**Data**.
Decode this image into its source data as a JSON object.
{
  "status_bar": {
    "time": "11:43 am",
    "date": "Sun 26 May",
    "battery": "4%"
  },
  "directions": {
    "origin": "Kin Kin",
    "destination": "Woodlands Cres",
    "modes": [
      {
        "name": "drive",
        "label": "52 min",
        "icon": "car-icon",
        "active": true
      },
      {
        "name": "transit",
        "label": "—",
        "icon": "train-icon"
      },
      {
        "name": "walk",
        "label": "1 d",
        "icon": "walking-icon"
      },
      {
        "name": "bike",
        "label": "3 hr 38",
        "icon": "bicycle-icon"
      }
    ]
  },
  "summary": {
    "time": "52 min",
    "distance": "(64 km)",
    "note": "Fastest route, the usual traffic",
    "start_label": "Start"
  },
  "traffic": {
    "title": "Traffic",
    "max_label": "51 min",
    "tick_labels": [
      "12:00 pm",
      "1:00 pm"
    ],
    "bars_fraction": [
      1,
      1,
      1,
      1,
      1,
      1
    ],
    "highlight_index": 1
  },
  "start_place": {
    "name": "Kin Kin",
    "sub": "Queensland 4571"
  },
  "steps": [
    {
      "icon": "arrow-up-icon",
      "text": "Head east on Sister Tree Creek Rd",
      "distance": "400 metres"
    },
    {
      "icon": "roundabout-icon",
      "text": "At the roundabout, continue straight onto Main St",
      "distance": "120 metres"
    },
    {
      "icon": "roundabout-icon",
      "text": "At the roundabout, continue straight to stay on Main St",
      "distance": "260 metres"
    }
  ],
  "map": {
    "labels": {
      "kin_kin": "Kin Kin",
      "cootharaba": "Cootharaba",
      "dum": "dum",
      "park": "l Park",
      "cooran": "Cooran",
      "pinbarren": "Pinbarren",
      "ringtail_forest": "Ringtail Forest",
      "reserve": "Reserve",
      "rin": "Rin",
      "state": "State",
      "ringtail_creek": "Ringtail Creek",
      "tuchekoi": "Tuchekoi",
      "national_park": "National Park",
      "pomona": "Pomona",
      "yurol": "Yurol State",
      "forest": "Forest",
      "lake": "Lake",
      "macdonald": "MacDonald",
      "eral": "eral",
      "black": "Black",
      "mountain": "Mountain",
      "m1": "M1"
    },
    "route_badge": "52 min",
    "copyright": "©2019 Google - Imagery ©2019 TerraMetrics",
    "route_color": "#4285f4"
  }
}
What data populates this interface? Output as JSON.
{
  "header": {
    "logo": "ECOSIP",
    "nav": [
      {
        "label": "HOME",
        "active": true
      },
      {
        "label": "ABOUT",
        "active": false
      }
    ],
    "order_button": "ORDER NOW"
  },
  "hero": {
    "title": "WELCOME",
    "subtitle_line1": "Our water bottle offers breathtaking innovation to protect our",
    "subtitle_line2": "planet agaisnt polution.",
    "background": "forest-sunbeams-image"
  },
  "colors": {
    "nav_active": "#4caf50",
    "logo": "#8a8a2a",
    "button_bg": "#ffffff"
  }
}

**Directions for this task**. Without leaving anything out, quote all the data.

**Solution**.
Decode this image into its source data as a JSON object.
{
  "status_bar": {
    "time": "11:43 am",
    "date": "Sun 26 May",
    "battery": "4%"
  },
  "directions": {
    "origin": "Kin Kin",
    "destination": "Woodlands Cres",
    "modes": [
      {
        "name": "drive",
        "label": "52 min",
        "icon": "car-icon",
        "active": true
      },
      {
        "name": "transit",
        "label": "—",
        "icon": "train-icon"
      },
      {
        "name": "walk",
        "label": "1 d",
        "icon": "walking-icon"
      },
      {
        "name": "bike",
        "label": "3 hr 38",
        "icon": "bicycle-icon"
      }
    ]
  },
  "summary": {
    "time": "52 min",
    "distance": "(64 km)",
    "note": "Fastest route, the usual traffic",
    "start_label": "Start"
  },
  "traffic": {
    "title": "Traffic",
    "max_label": "51 min",
    "tick_labels": [
      "12:00 pm",
      "1:00 pm"
    ],
    "bars_fraction": [
      1,
      1,
      1,
      1,
      1,
      1
    ],
    "highlight_index": 1
  },
  "start_place": {
    "name": "Kin Kin",
    "sub": "Queensland 4571"
  },
  "steps": [
    {
      "icon": "arrow-up-icon",
      "text": "Head east on Sister Tree Creek Rd",
      "distance": "400 metres"
    },
    {
      "icon": "roundabout-icon",
      "text": "At the roundabout, continue straight onto Main St",
      "distance": "120 metres"
    },
    {
      "icon": "roundabout-icon",
      "text": "At the roundabout, continue straight to stay on Main St",
      "distance": "260 metres"
    }
  ],
  "map": {
    "labels": {
      "kin_kin": "Kin Kin",
      "cootharaba": "Cootharaba",
      "dum": "dum",
      "park": "l Park",
      "cooran": "Cooran",
      "pinbarren": "Pinbarren",
      "ringtail_forest": "Ringtail Forest",
      "reserve": "Reserve",
      "rin": "Rin",
      "state": "State",
      "ringtail_creek": "Ringtail Creek",
      "tuchekoi": "Tuchekoi",
      "national_park": "National Park",
      "pomona": "Pomona",
      "yurol": "Yurol State",
      "forest": "Forest",
      "lake": "Lake",
      "macdonald": "MacDonald",
      "eral": "eral",
      "black": "Black",
      "mountain": "Mountain",
      "m1": "M1"
    },
    "route_badge": "52 min",
    "copyright": "©2019 Google - Imagery ©2019 TerraMetrics",
    "route_color": "#4285f4"
  }
}
What data populates this interface? Output as JSON.
{
  "header": {
    "logo": "ECOSIP",
    "nav": [
      {
        "label": "HOME",
        "active": true
      },
      {
        "label": "ABOUT",
        "active": false
      }
    ],
    "order_button": "ORDER NOW"
  },
  "hero": {
    "title": "WELCOME",
    "subtitle_line1": "Our water bottle offers breathtaking innovation to protect our",
    "subtitle_line2": "planet agaisnt polution.",
    "background": "forest-sunbeams-image"
  },
  "colors": {
    "nav_active": "#4caf50",
    "logo": "#8a8a2a",
    "button_bg": "#ffffff"
  }
}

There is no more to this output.